Task statement: From the line that contains "What text is on this page?" down to the last line of the data below, restate every line word for word, skipping any images.

--- start of Given entries ---

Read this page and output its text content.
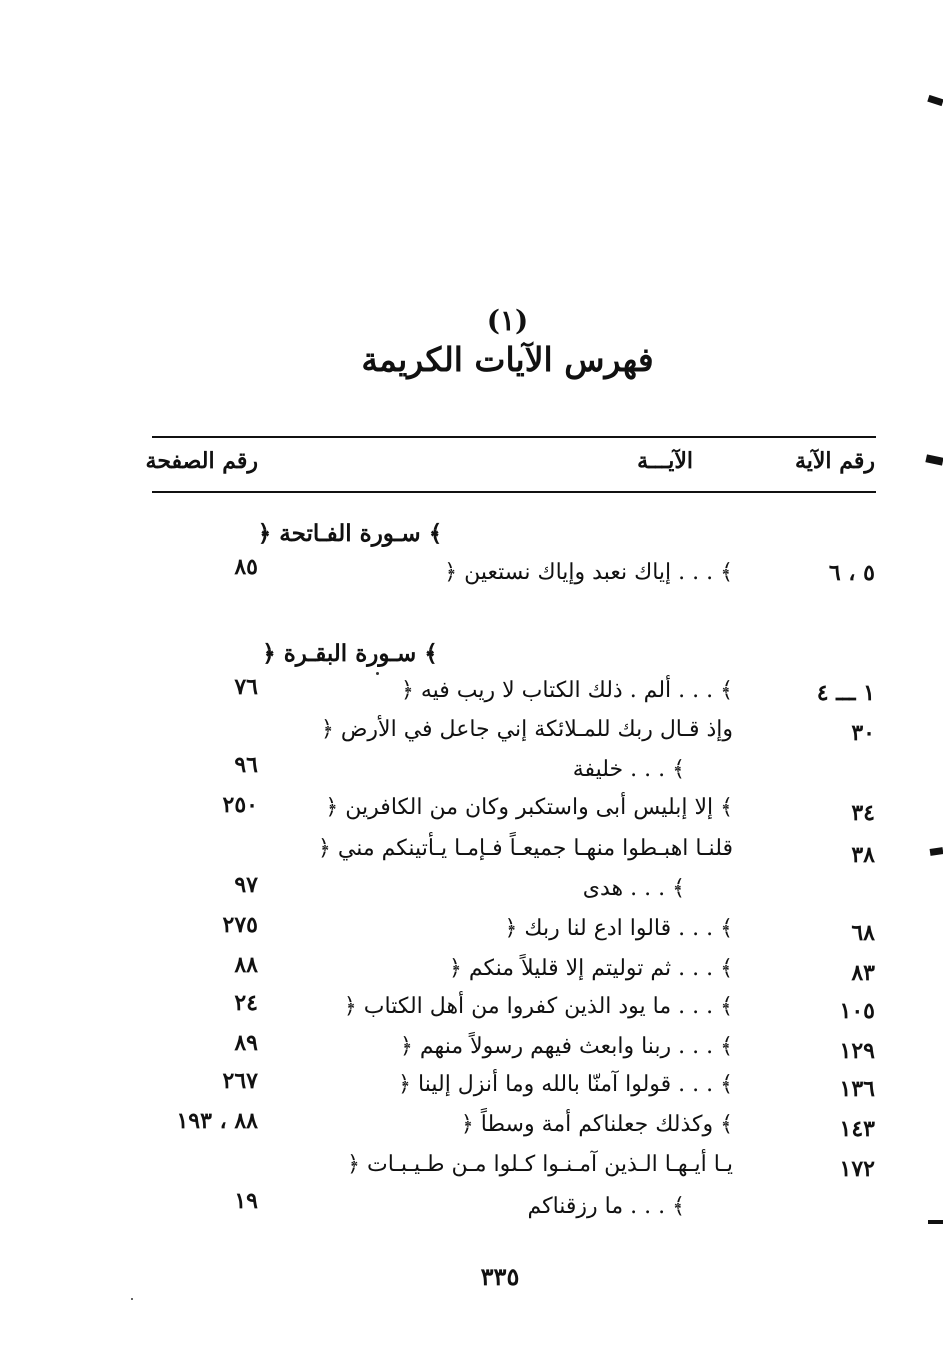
(١)
فهرس الآيات الكريمة
رقم الآية
الآيـــة
رقم الصفحة
﴿ سـورة الفـاتحة ﴾
٥ ، ٦
﴿ إياك نعبد وإياك نستعين . . . ﴾
٨٥
﴿ سـورة البقـرة ﴾
١ ـــ ٤
﴿ ألم . ذلك الكتاب لا ريب فيه . . . ﴾
٧٦
٣٠
﴿ وإذ قـال ربك للمـلائكة إني جاعل في الأرض
خليفة . . . ﴾
٩٦
٣٤
﴿ إلا إبليس أبى واستكبر وكان من الكافرين ﴾
٢٥٠
٣٨
﴿ قلنـا اهبـطوا منهـا جميعـاً فـإمـا يـأتينكم مني
هدى . . . ﴾
٩٧
٦٨
﴿ قالوا ادع لنا ربك . . . ﴾
٢٧٥
٨٣
﴿ ثم توليتم إلا قليلاً منكم . . . ﴾
٨٨
١٠٥
﴿ ما يود الذين كفروا من أهل الكتاب . . . ﴾
٢٤
١٢٩
﴿ ربنا وابعث فيهم رسولاً منهم . . . ﴾
٨٩
١٣٦
﴿ قولوا آمنّا بالله وما أنزل إلينا . . . ﴾
٢٦٧
١٤٣
﴿ وكذلك جعلناكم أمة وسطاً ﴾
٨٨ ، ١٩٣
١٧٢
﴿ يـا أيـهـا الـذين آمـنـوا كـلوا مـن طـيـبـات
ما رزقناكم . . . ﴾
١٩
٣٣٥
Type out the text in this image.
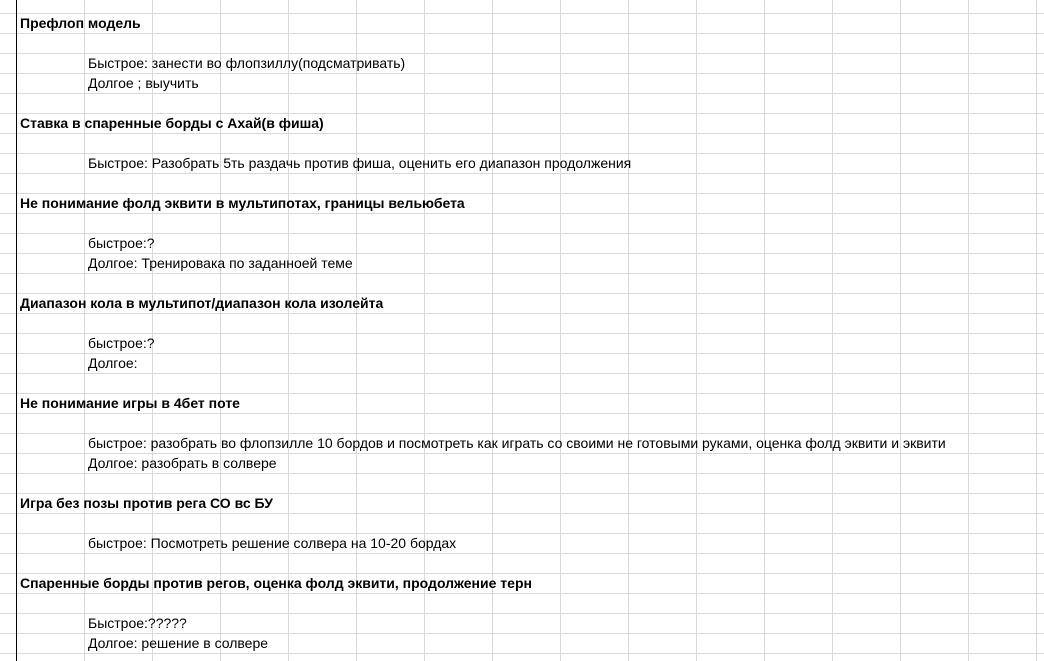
Префлоп модель
Быстрое: занести во флопзиллу(подсматривать)
Долгое ; выучить
Ставка в спаренные борды с Ахай(в фиша)
Быстрое: Разобрать 5ть раздачь против фиша, оценить его диапазон продолжения
Не понимание фолд эквити в мультипотах, границы вельюбета
быстрое:?
Долгое: Тренировака по заданноей теме
Диапазон кола в мультипот/диапазон кола изолейта
быстрое:?
Долгое:
Не понимание игры в 4бет поте
быстрое: разобрать во флопзилле 10 бордов и посмотреть как играть со своими не готовыми руками, оценка фолд эквити и эквити
Долгое: разобрать в солвере
Игра без позы против рега СО вс БУ
быстрое: Посмотреть решение солвера на 10-20 бордах
Спаренные борды против регов, оценка фолд эквити, продолжение терн
Быстрое:?????
Долгое: решение в солвере
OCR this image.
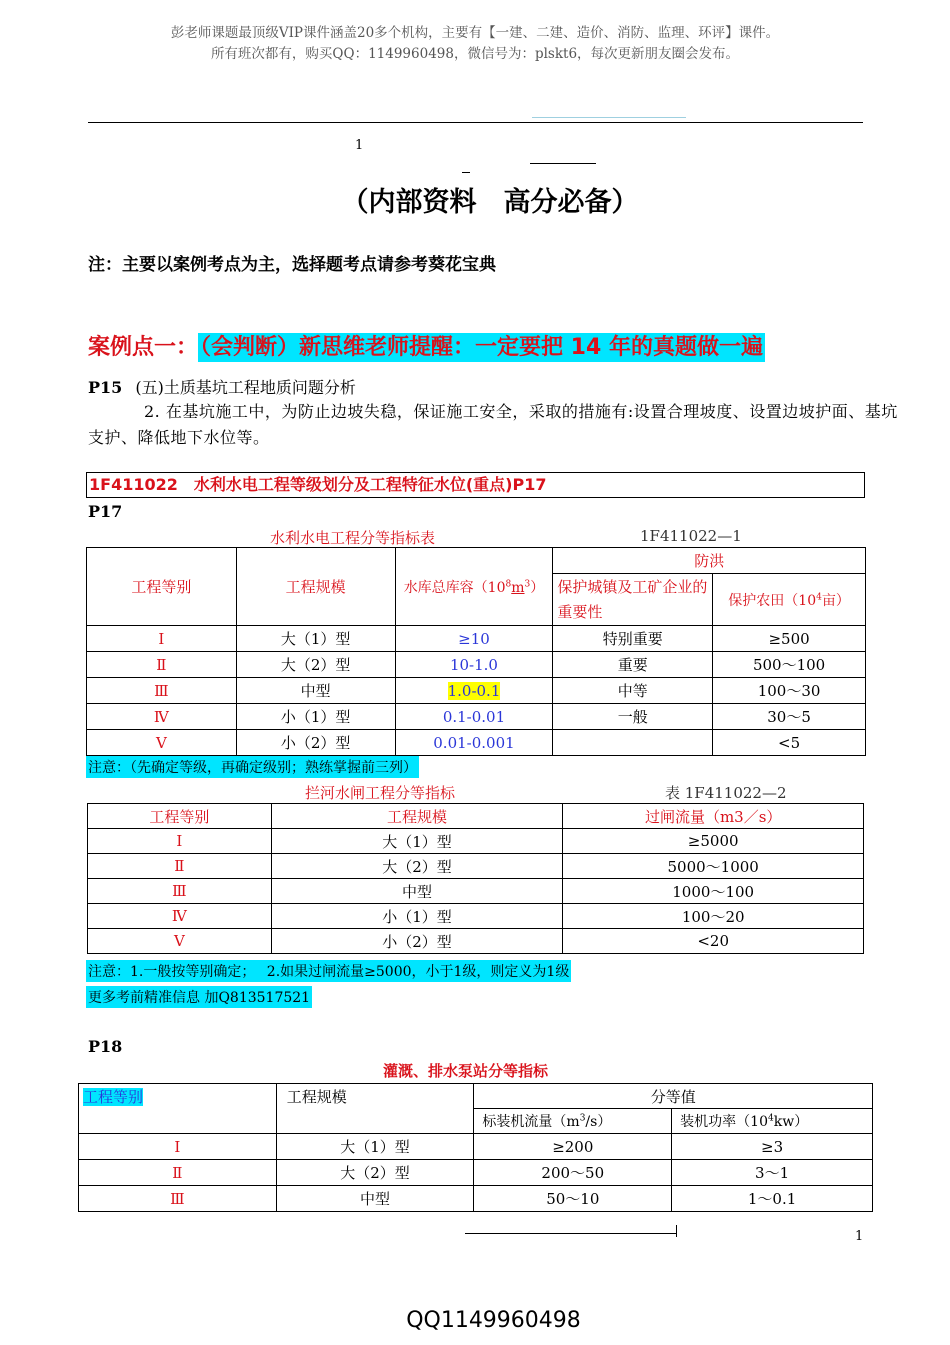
彭老师课题最顶级VIP课件涵盖20多个机构，主要有【一建、二建、造价、消防、监理、环评】课件。
所有班次都有，购买QQ：1149960498，微信号为：plskt6，每次更新朋友圈会发布。
1
（内部资料　高分必备）
注：主要以案例考点为主，选择题考点请参考葵花宝典
案例点一：（会判断）新思维老师提醒：一定要把 14 年的真题做一遍
P15 (五)土质基坑工程地质问题分析
2. 在基坑施工中，为防止边坡失稳，保证施工安全，采取的措施有:设置合理坡度、设置边坡护面、基坑支护、降低地下水位等。
1F411022　水利水电工程等级划分及工程特征水位(重点)P17
P17
水利水电工程分等指标表	1F411022—1
工程等别	工程规模	水库总库容$(10^8m^3)$	防洪	
			保护城镇及工矿企业的重要性	保护农田（$10^4$亩）
Ⅰ	大（1）型	≥10	特别重要	≥500
Ⅱ	大（2）型	10-1.0	重要	500～100
Ⅲ	中型	1.0-0.1	中等	100～30
Ⅳ	小（1）型	0.1-0.01	一般	30～5
Ⅴ	小（2）型	0.01-0.001		<5
注意：（先确定等级，再确定级别；熟练掌握前三列）
拦河水闸工程分等指标	表 1F411022—2
工程等别	工程规模	过闸流量（m3／s）
Ⅰ	大（1）型	≥5000
Ⅱ	大（2）型	5000～1000
Ⅲ	中型	1000～100
Ⅳ	小（1）型	100～20
Ⅴ	小（2）型	<20
注意：1.一般按等别确定；　 2.如果过闸流量≥5000，小于1级，则定义为1级
更多考前精准信息 加Q813517521
P18
灌溉、排水泵站分等指标
工程等别	工程规模	分等值	
		标装机流量$(m^3/s)$	装机功率$(10^4kw)$
Ⅰ	大（1）型	≥200	≥3
Ⅱ	大（2）型	200～50	3～1
Ⅲ	中型	50～10	1～0.1
1
QQ1149960498
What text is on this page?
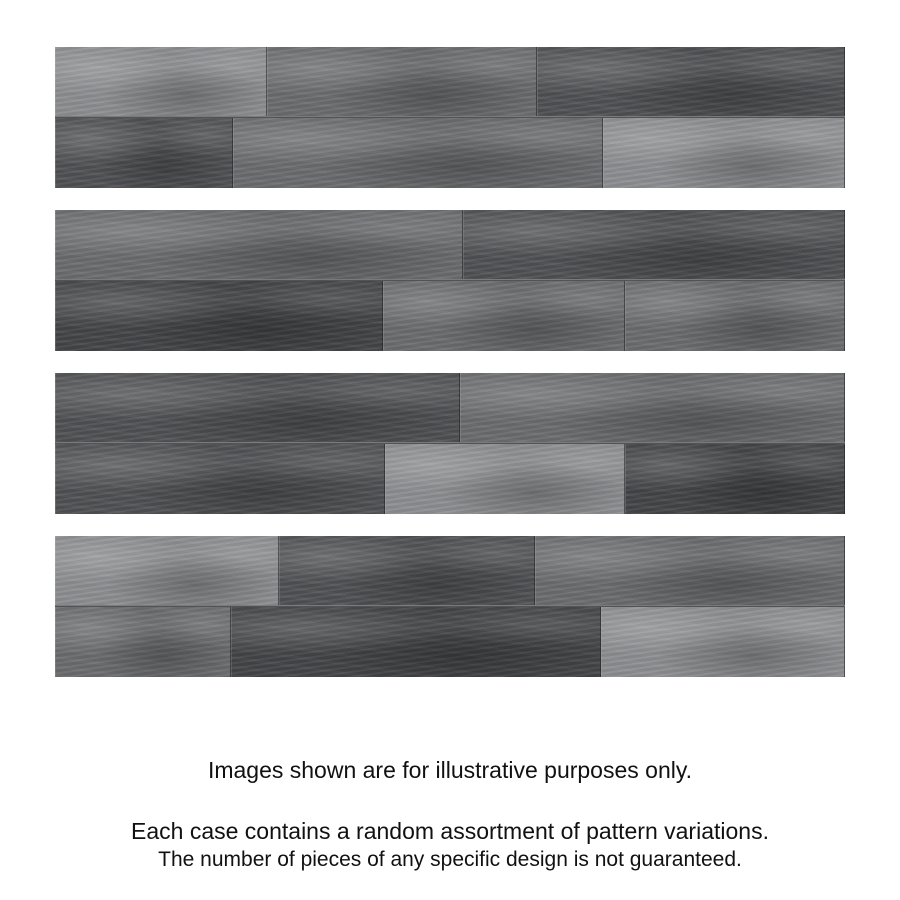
Images shown are for illustrative purposes only.

Each case contains a random assortment of pattern variations.

The number of pieces of any specific design is not guaranteed.
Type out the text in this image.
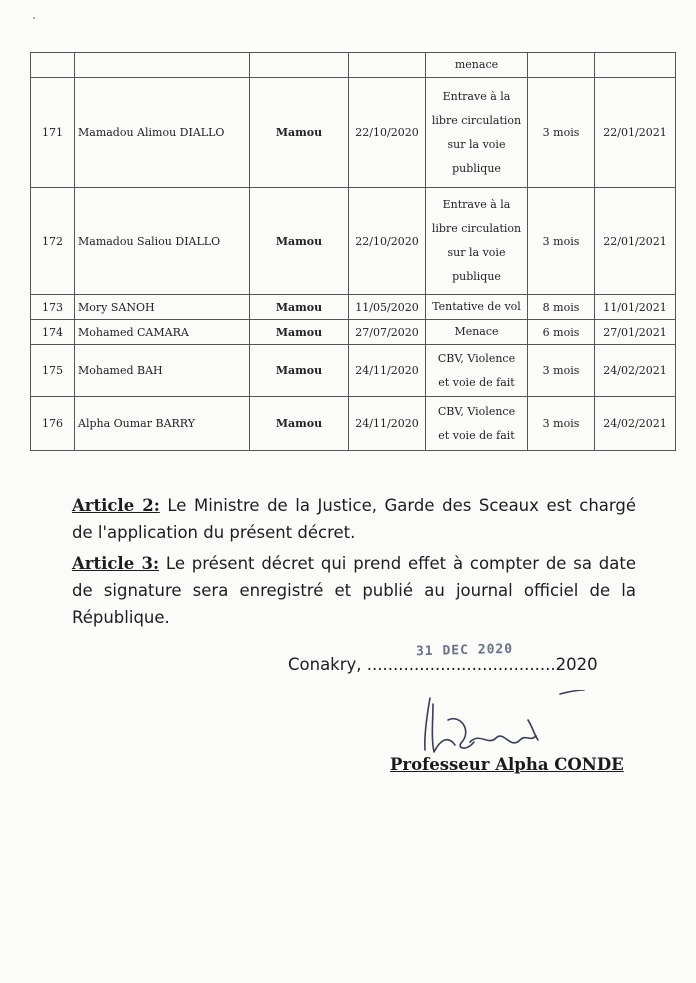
				menace		

171	Mamadou Alimou DIALLO	Mamou	22/10/2020	Entrave à la
libre circulation
sur la voie
publique	3 mois	22/01/2021
172	Mamadou Saliou DIALLO	Mamou	22/10/2020	Entrave à la
libre circulation
sur la voie
publique	3 mois	22/01/2021
173	Mory SANOH	Mamou	11/05/2020	Tentative de vol	8 mois	11/01/2021
174	Mohamed CAMARA	Mamou	27/07/2020	Menace	6 mois	27/01/2021
175	Mohamed BAH	Mamou	24/11/2020	CBV, Violence
et voie de fait	3 mois	24/02/2021
176	Alpha Oumar BARRY	Mamou	24/11/2020	CBV, Violence
et voie de fait	3 mois	24/02/2021

Article 2: Le Ministre de la Justice, Garde des Sceaux est chargé de l'application du présent décret.

Article 3: Le présent décret qui prend effet à compter de sa date de signature sera enregistré et publié au journal officiel de la République.

Conakry, ....................................2020
31 DEC 2020
Professeur Alpha CONDE
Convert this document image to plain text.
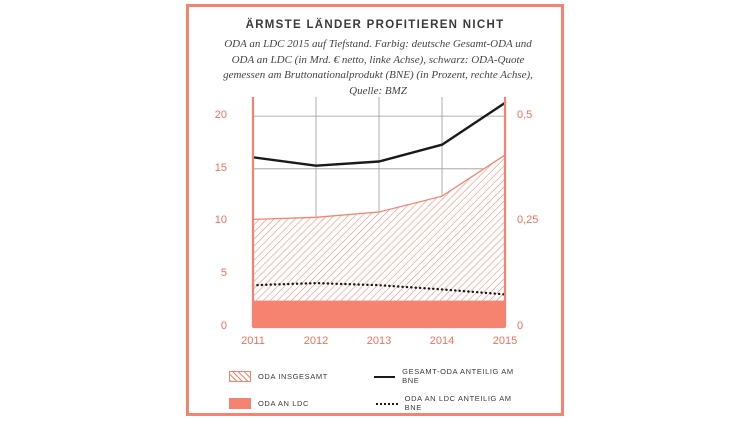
ÄRMSTE LÄNDER PROFITIEREN NICHT
ODA an LDC 2015 auf Tiefstand. Farbig: deutsche Gesamt-ODA und ODA an LDC (in Mrd. € netto, linke Achse), schwarz: ODA-Quote gemessen am Bruttonationalprodukt (BNE) (in Prozent, rechte Achse), Quelle: BMZ
20
15
10
5
0
0,5
0,25
0
2011	2012	2013	2014	2015
ODA INSGESAMT	GESAMT-ODA ANTEILIG AM BNE
ODA AN LDC	ODA AN LDC ANTEILIG AM BNE
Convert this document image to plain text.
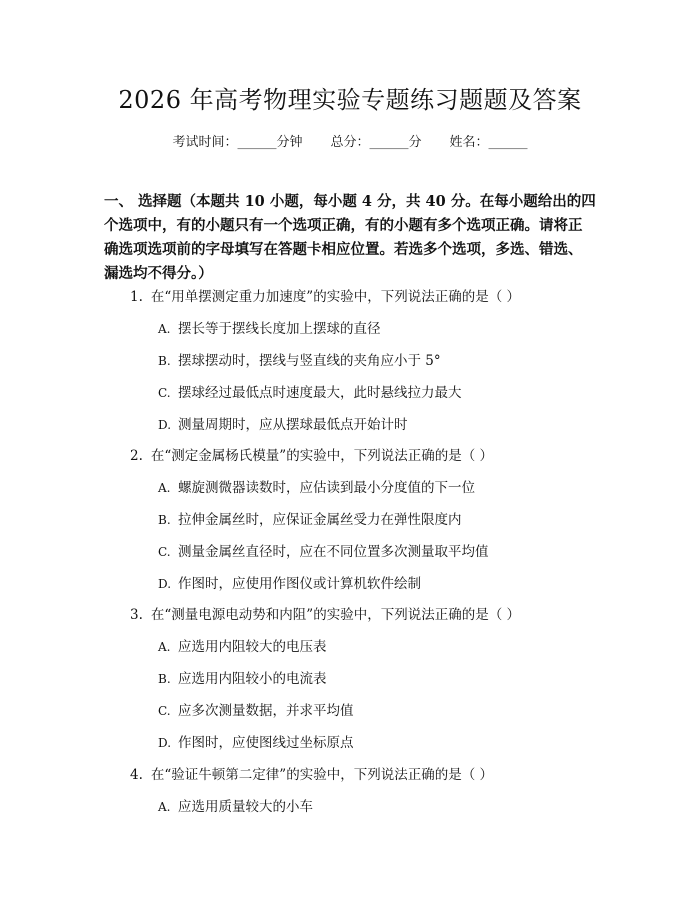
2026 年高考物理实验专题练习题题及答案
考试时间：______分钟 总分：______分 姓名：______

一、 选择题（本题共 10 小题，每小题 4 分，共 40 分。在每小题给出的四个选项中，有的小题只有一个选项正确，有的小题有多个选项正确。请将正确选项选项前的字母填写在答题卡相应位置。若选多个选项，多选、错选、漏选均不得分。）

1. 在“用单摆测定重力加速度”的实验中，下列说法正确的是（ ）
A. 摆长等于摆线长度加上摆球的直径
B. 摆球摆动时，摆线与竖直线的夹角应小于 5°
C. 摆球经过最低点时速度最大，此时悬线拉力最大
D. 测量周期时，应从摆球最低点开始计时
2. 在“测定金属杨氏模量”的实验中，下列说法正确的是（ ）
A. 螺旋测微器读数时，应估读到最小分度值的下一位
B. 拉伸金属丝时，应保证金属丝受力在弹性限度内
C. 测量金属丝直径时，应在不同位置多次测量取平均值
D. 作图时，应使用作图仪或计算机软件绘制
3. 在“测量电源电动势和内阻”的实验中，下列说法正确的是（ ）
A. 应选用内阻较大的电压表
B. 应选用内阻较小的电流表
C. 应多次测量数据，并求平均值
D. 作图时，应使图线过坐标原点
4. 在“验证牛顿第二定律”的实验中，下列说法正确的是（ ）
A. 应选用质量较大的小车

--- end of Given entries ---

Task output:
What text is on this page?
Images shown are for illustrative purposes only.

Each case contains a random assortment of pattern variations.

The number of pieces of any specific design is not guaranteed.
Type out the text in this image.
				menace		

171	Mamadou Alimou DIALLO	Mamou	22/10/2020	Entrave à la
libre circulation
sur la voie
publique	3 mois	22/01/2021
172	Mamadou Saliou DIALLO	Mamou	22/10/2020	Entrave à la
libre circulation
sur la voie
publique	3 mois	22/01/2021
173	Mory SANOH	Mamou	11/05/2020	Tentative de vol	8 mois	11/01/2021
174	Mohamed CAMARA	Mamou	27/07/2020	Menace	6 mois	27/01/2021
175	Mohamed BAH	Mamou	24/11/2020	CBV, Violence
et voie de fait	3 mois	24/02/2021
176	Alpha Oumar BARRY	Mamou	24/11/2020	CBV, Violence
et voie de fait	3 mois	24/02/2021

Article 2: Le Ministre de la Justice, Garde des Sceaux est chargé de l'application du présent décret.

Article 3: Le présent décret qui prend effet à compter de sa date de signature sera enregistré et publié au journal officiel de la République.

Conakry, ....................................2020
31 DEC 2020
Professeur Alpha CONDE
Convert this document image to plain text.
ÄRMSTE LÄNDER PROFITIEREN NICHT
ODA an LDC 2015 auf Tiefstand. Farbig: deutsche Gesamt-ODA und ODA an LDC (in Mrd. € netto, linke Achse), schwarz: ODA-Quote gemessen am Bruttonationalprodukt (BNE) (in Prozent, rechte Achse), Quelle: BMZ
20
15
10
5
0
0,5
0,25
0
2011	2012	2013	2014	2015
ODA INSGESAMT	GESAMT-ODA ANTEILIG AM BNE
ODA AN LDC	ODA AN LDC ANTEILIG AM BNE
Convert this document image to plain text.
2026 年高考物理实验专题练习题题及答案
考试时间：______分钟 总分：______分 姓名：______

一、 选择题（本题共 10 小题，每小题 4 分，共 40 分。在每小题给出的四个选项中，有的小题只有一个选项正确，有的小题有多个选项正确。请将正确选项选项前的字母填写在答题卡相应位置。若选多个选项，多选、错选、漏选均不得分。）

1. 在“用单摆测定重力加速度”的实验中，下列说法正确的是（ ）
A. 摆长等于摆线长度加上摆球的直径
B. 摆球摆动时，摆线与竖直线的夹角应小于 5°
C. 摆球经过最低点时速度最大，此时悬线拉力最大
D. 测量周期时，应从摆球最低点开始计时
2. 在“测定金属杨氏模量”的实验中，下列说法正确的是（ ）
A. 螺旋测微器读数时，应估读到最小分度值的下一位
B. 拉伸金属丝时，应保证金属丝受力在弹性限度内
C. 测量金属丝直径时，应在不同位置多次测量取平均值
D. 作图时，应使用作图仪或计算机软件绘制
3. 在“测量电源电动势和内阻”的实验中，下列说法正确的是（ ）
A. 应选用内阻较大的电压表
B. 应选用内阻较小的电流表
C. 应多次测量数据，并求平均值
D. 作图时，应使图线过坐标原点
4. 在“验证牛顿第二定律”的实验中，下列说法正确的是（ ）
A. 应选用质量较大的小车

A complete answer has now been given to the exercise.